> _SHORT EXERCISE_:
Your task is to transcribe the data in full.

> _RECORDED INFORMATION_:
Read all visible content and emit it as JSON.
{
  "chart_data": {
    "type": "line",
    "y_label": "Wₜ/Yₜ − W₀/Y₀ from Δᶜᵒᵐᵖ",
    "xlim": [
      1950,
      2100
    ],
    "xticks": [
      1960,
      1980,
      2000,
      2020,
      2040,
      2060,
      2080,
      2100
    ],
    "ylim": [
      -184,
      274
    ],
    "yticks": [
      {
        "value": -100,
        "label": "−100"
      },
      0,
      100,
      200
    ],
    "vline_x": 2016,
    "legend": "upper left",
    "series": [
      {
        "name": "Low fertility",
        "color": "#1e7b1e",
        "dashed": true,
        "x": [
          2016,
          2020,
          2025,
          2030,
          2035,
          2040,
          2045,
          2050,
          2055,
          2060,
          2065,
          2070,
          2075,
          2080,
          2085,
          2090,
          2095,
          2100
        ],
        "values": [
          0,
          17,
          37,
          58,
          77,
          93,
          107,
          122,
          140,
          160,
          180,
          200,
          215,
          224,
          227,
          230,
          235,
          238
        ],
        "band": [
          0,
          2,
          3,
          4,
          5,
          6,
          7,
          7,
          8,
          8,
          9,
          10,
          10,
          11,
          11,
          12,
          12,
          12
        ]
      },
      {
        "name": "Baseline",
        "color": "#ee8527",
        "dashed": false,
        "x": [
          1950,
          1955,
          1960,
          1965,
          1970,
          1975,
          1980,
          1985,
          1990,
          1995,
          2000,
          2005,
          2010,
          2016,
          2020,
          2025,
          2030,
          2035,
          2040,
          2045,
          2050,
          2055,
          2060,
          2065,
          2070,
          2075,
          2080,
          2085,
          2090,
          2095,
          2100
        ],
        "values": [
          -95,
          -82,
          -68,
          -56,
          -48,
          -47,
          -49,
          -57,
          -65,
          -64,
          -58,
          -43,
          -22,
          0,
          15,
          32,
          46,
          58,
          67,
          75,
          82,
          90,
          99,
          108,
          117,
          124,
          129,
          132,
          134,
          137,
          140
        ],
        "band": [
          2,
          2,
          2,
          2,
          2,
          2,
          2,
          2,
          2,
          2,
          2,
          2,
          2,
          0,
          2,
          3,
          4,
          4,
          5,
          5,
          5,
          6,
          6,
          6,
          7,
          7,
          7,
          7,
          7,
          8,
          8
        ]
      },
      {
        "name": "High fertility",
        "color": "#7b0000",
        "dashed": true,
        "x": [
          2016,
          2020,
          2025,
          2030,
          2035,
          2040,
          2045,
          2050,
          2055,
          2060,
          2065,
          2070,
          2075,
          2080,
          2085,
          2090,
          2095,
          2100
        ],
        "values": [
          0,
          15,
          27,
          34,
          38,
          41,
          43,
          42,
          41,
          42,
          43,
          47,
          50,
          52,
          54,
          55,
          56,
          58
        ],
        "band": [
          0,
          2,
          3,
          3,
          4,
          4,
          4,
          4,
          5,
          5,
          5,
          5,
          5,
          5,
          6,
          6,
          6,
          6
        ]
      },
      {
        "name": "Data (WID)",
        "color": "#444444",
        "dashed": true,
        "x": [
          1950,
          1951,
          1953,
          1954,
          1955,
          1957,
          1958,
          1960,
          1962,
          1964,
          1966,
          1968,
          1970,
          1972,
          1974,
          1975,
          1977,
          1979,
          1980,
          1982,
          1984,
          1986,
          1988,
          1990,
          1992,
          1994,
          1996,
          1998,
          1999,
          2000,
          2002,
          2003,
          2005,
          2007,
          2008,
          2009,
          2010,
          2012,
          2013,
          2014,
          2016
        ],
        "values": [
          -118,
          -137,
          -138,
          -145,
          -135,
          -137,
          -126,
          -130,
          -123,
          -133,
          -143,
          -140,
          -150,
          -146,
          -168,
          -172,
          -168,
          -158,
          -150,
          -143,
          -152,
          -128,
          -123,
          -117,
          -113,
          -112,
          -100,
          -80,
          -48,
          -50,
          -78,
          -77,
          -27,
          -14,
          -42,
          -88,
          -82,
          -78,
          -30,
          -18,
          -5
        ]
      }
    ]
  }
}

> _TASK RESPONSE_:
Read all visible content and emit it as JSON.
{
  "chart_data": {
    "type": "line",
    "y_label": "Wₜ/Yₜ − W₀/Y₀ from Δᶜᵒᵐᵖ",
    "xlim": [
      1950,
      2100
    ],
    "xticks": [
      1960,
      1980,
      2000,
      2020,
      2040,
      2060,
      2080,
      2100
    ],
    "ylim": [
      -184,
      274
    ],
    "yticks": [
      {
        "value": -100,
        "label": "−100"
      },
      0,
      100,
      200
    ],
    "vline_x": 2016,
    "legend": "upper left",
    "series": [
      {
        "name": "Low fertility",
        "color": "#1e7b1e",
        "dashed": true,
        "x": [
          2016,
          2020,
          2025,
          2030,
          2035,
          2040,
          2045,
          2050,
          2055,
          2060,
          2065,
          2070,
          2075,
          2080,
          2085,
          2090,
          2095,
          2100
        ],
        "values": [
          0,
          17,
          37,
          58,
          77,
          93,
          107,
          122,
          140,
          160,
          180,
          200,
          215,
          224,
          227,
          230,
          235,
          238
        ],
        "band": [
          0,
          2,
          3,
          4,
          5,
          6,
          7,
          7,
          8,
          8,
          9,
          10,
          10,
          11,
          11,
          12,
          12,
          12
        ]
      },
      {
        "name": "Baseline",
        "color": "#ee8527",
        "dashed": false,
        "x": [
          1950,
          1955,
          1960,
          1965,
          1970,
          1975,
          1980,
          1985,
          1990,
          1995,
          2000,
          2005,
          2010,
          2016,
          2020,
          2025,
          2030,
          2035,
          2040,
          2045,
          2050,
          2055,
          2060,
          2065,
          2070,
          2075,
          2080,
          2085,
          2090,
          2095,
          2100
        ],
        "values": [
          -95,
          -82,
          -68,
          -56,
          -48,
          -47,
          -49,
          -57,
          -65,
          -64,
          -58,
          -43,
          -22,
          0,
          15,
          32,
          46,
          58,
          67,
          75,
          82,
          90,
          99,
          108,
          117,
          124,
          129,
          132,
          134,
          137,
          140
        ],
        "band": [
          2,
          2,
          2,
          2,
          2,
          2,
          2,
          2,
          2,
          2,
          2,
          2,
          2,
          0,
          2,
          3,
          4,
          4,
          5,
          5,
          5,
          6,
          6,
          6,
          7,
          7,
          7,
          7,
          7,
          8,
          8
        ]
      },
      {
        "name": "High fertility",
        "color": "#7b0000",
        "dashed": true,
        "x": [
          2016,
          2020,
          2025,
          2030,
          2035,
          2040,
          2045,
          2050,
          2055,
          2060,
          2065,
          2070,
          2075,
          2080,
          2085,
          2090,
          2095,
          2100
        ],
        "values": [
          0,
          15,
          27,
          34,
          38,
          41,
          43,
          42,
          41,
          42,
          43,
          47,
          50,
          52,
          54,
          55,
          56,
          58
        ],
        "band": [
          0,
          2,
          3,
          3,
          4,
          4,
          4,
          4,
          5,
          5,
          5,
          5,
          5,
          5,
          6,
          6,
          6,
          6
        ]
      },
      {
        "name": "Data (WID)",
        "color": "#444444",
        "dashed": true,
        "x": [
          1950,
          1951,
          1953,
          1954,
          1955,
          1957,
          1958,
          1960,
          1962,
          1964,
          1966,
          1968,
          1970,
          1972,
          1974,
          1975,
          1977,
          1979,
          1980,
          1982,
          1984,
          1986,
          1988,
          1990,
          1992,
          1994,
          1996,
          1998,
          1999,
          2000,
          2002,
          2003,
          2005,
          2007,
          2008,
          2009,
          2010,
          2012,
          2013,
          2014,
          2016
        ],
        "values": [
          -118,
          -137,
          -138,
          -145,
          -135,
          -137,
          -126,
          -130,
          -123,
          -133,
          -143,
          -140,
          -150,
          -146,
          -168,
          -172,
          -168,
          -158,
          -150,
          -143,
          -152,
          -128,
          -123,
          -117,
          -113,
          -112,
          -100,
          -80,
          -48,
          -50,
          -78,
          -77,
          -27,
          -14,
          -42,
          -88,
          -82,
          -78,
          -30,
          -18,
          -5
        ]
      }
    ]
  }
}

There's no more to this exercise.